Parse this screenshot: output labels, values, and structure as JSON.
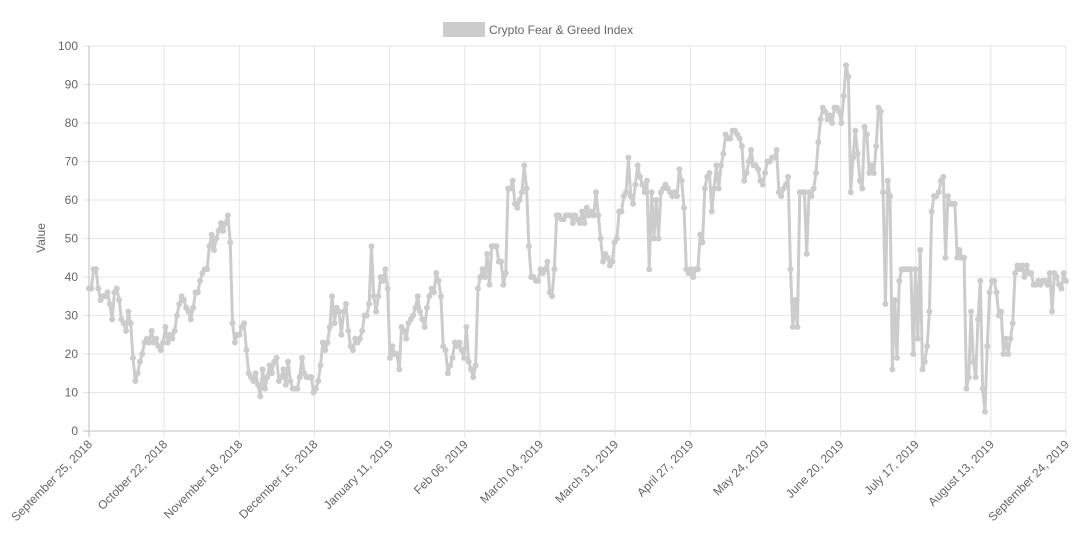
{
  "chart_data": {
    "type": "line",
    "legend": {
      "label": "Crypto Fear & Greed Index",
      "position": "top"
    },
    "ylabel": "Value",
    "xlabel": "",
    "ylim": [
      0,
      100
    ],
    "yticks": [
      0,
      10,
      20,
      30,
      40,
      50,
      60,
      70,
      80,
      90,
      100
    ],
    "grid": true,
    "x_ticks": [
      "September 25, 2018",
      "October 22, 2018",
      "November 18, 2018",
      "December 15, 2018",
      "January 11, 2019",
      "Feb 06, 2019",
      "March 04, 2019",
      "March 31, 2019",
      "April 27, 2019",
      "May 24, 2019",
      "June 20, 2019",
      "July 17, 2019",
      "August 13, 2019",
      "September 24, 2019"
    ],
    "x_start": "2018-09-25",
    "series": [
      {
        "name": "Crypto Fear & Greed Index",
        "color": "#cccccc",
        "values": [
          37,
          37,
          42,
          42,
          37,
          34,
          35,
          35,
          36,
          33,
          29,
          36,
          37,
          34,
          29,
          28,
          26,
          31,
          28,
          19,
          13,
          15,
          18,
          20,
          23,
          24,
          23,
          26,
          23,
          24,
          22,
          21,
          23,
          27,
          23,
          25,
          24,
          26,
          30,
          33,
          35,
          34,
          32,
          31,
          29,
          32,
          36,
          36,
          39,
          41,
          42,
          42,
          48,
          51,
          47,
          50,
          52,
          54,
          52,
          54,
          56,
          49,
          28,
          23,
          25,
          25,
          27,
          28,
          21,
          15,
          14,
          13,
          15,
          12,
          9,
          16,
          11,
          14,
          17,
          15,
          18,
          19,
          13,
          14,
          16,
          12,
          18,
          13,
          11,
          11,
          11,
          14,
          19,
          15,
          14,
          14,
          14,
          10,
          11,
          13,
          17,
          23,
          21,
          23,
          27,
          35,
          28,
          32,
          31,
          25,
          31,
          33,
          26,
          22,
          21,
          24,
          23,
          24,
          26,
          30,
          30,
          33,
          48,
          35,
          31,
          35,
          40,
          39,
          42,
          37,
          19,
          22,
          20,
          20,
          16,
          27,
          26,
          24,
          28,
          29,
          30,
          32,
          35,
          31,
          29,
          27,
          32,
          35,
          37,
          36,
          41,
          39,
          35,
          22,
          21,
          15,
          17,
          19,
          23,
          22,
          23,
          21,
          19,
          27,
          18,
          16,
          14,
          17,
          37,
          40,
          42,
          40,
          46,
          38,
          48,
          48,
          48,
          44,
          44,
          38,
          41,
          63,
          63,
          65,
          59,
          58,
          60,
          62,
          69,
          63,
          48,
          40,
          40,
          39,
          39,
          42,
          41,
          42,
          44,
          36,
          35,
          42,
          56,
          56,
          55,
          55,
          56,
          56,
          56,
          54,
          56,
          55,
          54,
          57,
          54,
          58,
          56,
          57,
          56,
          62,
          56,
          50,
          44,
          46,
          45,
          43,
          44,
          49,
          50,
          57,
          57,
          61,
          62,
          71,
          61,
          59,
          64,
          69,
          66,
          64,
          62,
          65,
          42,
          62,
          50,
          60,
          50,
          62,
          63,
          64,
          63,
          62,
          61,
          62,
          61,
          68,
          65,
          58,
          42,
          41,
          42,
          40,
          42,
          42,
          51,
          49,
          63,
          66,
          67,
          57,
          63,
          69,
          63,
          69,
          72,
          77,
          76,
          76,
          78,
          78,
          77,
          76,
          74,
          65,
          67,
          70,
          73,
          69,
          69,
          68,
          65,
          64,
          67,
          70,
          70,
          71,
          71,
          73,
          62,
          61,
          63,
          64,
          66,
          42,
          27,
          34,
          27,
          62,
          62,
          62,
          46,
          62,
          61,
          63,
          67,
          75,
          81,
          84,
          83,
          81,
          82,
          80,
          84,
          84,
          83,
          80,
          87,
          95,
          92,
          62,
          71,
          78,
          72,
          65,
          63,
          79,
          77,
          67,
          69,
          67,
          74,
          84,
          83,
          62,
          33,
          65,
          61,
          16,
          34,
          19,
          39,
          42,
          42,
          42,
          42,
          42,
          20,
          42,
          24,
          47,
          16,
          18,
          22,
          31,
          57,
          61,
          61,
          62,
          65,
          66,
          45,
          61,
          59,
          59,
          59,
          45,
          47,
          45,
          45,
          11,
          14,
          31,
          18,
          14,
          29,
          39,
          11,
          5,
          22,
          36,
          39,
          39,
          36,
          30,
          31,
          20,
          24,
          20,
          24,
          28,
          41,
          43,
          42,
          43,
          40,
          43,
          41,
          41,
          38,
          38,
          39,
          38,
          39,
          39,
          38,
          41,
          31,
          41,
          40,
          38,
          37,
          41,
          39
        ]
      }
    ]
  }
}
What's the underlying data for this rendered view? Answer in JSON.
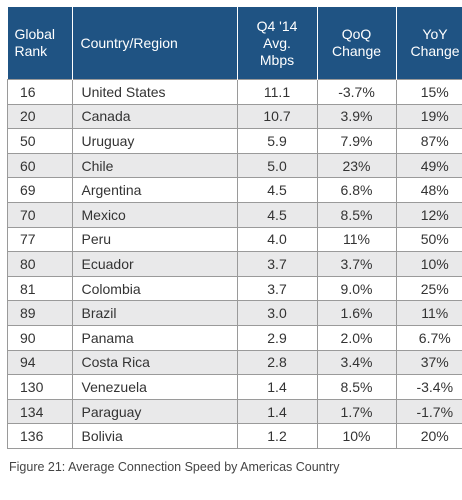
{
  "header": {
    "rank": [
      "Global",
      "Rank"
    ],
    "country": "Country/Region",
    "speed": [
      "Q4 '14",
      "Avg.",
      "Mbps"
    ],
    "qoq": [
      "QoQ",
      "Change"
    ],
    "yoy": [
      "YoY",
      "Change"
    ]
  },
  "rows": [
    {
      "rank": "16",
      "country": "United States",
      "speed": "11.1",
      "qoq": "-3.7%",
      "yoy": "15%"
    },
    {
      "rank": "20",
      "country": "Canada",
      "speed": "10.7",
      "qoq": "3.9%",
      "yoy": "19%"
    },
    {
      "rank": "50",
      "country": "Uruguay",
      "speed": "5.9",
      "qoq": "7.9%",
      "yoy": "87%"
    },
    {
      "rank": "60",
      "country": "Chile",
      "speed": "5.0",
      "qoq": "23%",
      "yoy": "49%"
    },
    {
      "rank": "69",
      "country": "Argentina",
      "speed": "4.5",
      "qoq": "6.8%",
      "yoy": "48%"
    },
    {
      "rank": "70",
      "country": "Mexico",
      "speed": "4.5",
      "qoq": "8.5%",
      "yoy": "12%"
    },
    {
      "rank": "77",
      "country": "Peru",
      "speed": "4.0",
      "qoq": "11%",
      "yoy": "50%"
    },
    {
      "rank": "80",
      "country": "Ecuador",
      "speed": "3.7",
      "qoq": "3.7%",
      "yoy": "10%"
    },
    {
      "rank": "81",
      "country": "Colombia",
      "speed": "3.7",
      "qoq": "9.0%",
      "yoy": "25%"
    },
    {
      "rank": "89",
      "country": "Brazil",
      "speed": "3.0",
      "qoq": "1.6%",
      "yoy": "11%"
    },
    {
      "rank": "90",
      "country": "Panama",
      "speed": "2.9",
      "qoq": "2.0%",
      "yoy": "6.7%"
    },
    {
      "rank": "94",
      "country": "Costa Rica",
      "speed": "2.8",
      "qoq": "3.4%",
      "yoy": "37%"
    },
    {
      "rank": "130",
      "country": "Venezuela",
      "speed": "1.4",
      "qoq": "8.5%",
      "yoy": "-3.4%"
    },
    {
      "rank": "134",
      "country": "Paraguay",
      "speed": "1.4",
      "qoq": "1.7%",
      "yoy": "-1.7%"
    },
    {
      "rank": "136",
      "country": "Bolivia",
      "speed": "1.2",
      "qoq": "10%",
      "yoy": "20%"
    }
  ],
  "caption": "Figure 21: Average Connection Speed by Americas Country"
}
==================================================
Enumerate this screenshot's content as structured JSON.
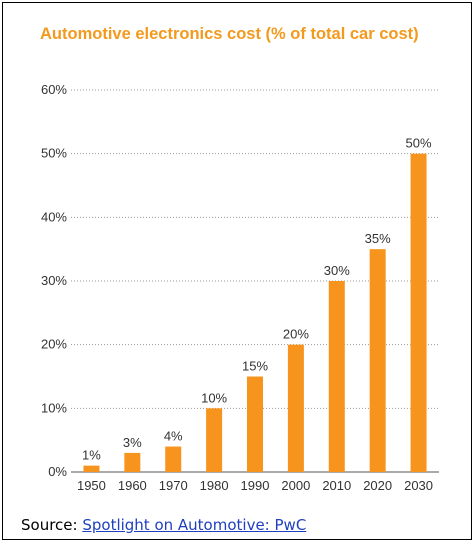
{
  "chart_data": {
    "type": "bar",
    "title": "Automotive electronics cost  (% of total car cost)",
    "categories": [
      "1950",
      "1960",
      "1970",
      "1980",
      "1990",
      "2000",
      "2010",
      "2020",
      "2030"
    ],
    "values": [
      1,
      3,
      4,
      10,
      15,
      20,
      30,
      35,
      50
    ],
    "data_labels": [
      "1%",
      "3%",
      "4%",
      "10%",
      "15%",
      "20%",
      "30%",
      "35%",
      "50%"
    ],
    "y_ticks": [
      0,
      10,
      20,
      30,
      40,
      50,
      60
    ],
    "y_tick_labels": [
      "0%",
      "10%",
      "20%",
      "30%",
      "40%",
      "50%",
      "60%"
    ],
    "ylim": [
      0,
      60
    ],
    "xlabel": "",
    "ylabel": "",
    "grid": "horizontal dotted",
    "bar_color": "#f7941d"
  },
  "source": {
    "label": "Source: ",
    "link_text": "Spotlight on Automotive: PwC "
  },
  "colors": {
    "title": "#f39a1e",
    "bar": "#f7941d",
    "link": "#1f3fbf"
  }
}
==================================================
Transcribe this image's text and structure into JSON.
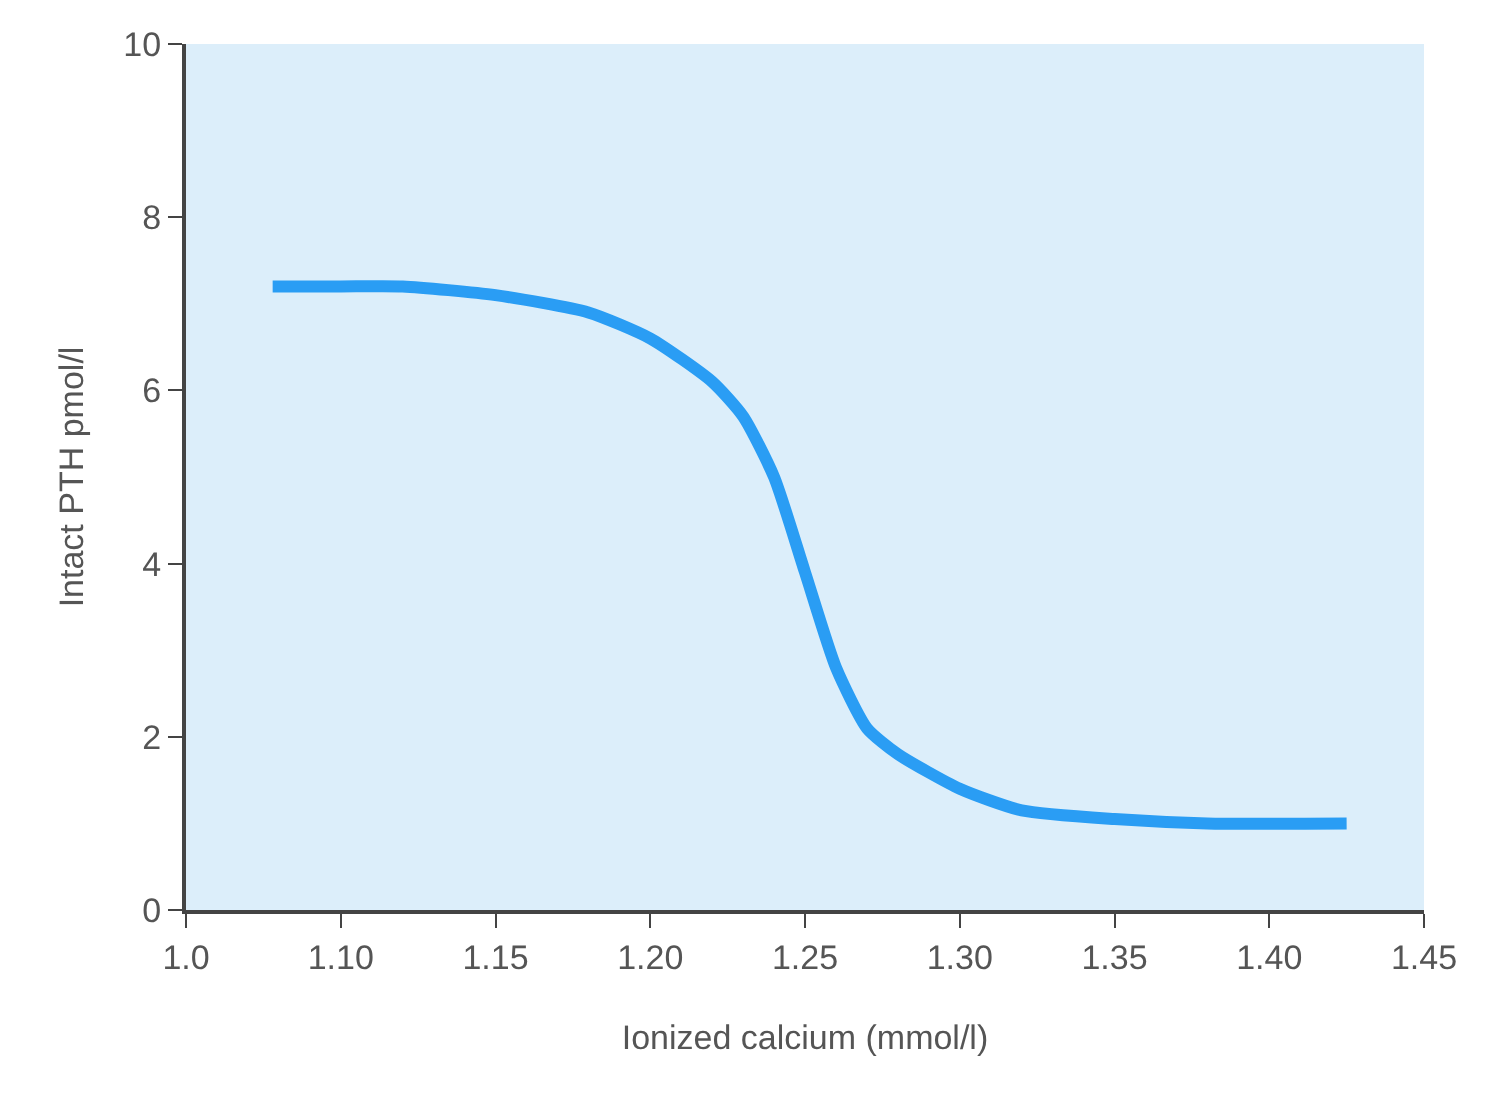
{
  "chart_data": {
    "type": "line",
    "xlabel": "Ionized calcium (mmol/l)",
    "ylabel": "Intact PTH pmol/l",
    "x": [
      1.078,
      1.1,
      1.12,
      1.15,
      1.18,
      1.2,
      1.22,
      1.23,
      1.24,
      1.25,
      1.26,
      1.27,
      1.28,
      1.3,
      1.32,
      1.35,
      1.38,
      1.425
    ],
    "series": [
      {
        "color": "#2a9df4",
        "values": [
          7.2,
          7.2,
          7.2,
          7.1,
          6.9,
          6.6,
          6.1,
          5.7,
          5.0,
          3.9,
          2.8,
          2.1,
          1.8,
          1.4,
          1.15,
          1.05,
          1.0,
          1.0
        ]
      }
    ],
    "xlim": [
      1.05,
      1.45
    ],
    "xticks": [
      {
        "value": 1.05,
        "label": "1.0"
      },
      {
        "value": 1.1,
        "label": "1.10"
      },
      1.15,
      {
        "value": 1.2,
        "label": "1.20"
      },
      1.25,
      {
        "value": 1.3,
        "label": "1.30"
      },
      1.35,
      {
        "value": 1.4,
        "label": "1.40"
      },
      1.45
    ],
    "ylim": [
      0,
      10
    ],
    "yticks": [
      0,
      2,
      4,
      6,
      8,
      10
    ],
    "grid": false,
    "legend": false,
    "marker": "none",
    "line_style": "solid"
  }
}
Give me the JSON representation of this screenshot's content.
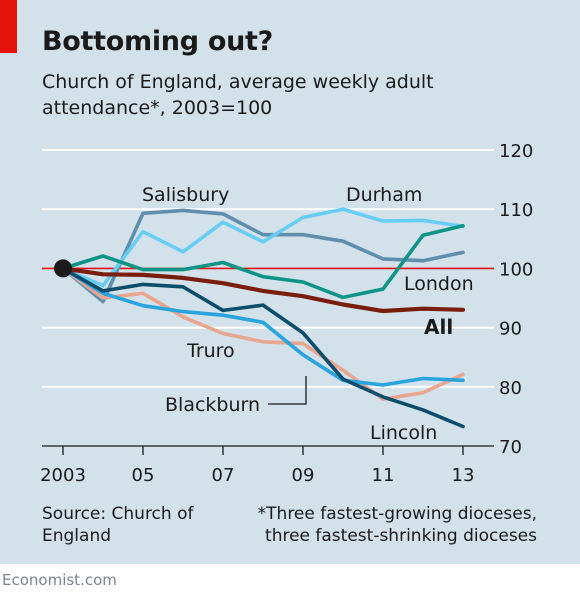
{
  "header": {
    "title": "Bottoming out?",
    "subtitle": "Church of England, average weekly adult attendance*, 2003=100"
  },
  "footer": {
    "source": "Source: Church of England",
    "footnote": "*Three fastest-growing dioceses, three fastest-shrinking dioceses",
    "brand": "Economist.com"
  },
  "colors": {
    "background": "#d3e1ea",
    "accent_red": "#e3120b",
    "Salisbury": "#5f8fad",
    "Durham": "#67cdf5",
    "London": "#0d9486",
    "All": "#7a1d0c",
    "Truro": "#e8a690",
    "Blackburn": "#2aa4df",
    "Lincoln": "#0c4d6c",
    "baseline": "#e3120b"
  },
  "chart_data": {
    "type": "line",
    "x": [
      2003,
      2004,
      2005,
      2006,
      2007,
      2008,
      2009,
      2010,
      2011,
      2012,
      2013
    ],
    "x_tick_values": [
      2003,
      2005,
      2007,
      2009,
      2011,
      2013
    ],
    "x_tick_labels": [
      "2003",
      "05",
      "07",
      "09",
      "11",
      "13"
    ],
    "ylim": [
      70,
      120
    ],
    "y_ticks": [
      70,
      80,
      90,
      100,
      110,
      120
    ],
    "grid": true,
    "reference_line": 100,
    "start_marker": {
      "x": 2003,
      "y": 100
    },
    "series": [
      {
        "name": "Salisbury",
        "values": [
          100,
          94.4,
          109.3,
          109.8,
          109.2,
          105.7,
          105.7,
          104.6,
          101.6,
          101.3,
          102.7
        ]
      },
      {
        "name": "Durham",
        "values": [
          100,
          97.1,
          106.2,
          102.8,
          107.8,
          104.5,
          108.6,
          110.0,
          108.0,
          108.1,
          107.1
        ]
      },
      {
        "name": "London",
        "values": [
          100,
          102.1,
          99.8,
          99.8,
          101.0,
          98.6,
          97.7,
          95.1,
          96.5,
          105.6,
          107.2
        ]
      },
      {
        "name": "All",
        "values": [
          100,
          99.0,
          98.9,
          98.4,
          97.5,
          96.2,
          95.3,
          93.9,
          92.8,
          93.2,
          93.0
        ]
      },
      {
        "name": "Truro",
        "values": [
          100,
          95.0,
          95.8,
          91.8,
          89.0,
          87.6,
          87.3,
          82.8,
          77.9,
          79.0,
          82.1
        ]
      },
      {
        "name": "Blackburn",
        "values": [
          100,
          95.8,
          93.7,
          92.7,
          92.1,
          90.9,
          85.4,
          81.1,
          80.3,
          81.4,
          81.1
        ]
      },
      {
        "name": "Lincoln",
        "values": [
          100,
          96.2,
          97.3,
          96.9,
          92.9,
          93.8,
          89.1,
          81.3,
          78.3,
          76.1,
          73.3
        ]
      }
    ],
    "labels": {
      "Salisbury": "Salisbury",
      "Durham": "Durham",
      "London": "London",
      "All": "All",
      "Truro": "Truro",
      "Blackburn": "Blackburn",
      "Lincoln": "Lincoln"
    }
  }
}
==================================================
> [Work required]: Where a line in the entries holds "September", copy that line.

> [The response]:
      "September 25, 2018",
      "September 24, 2019"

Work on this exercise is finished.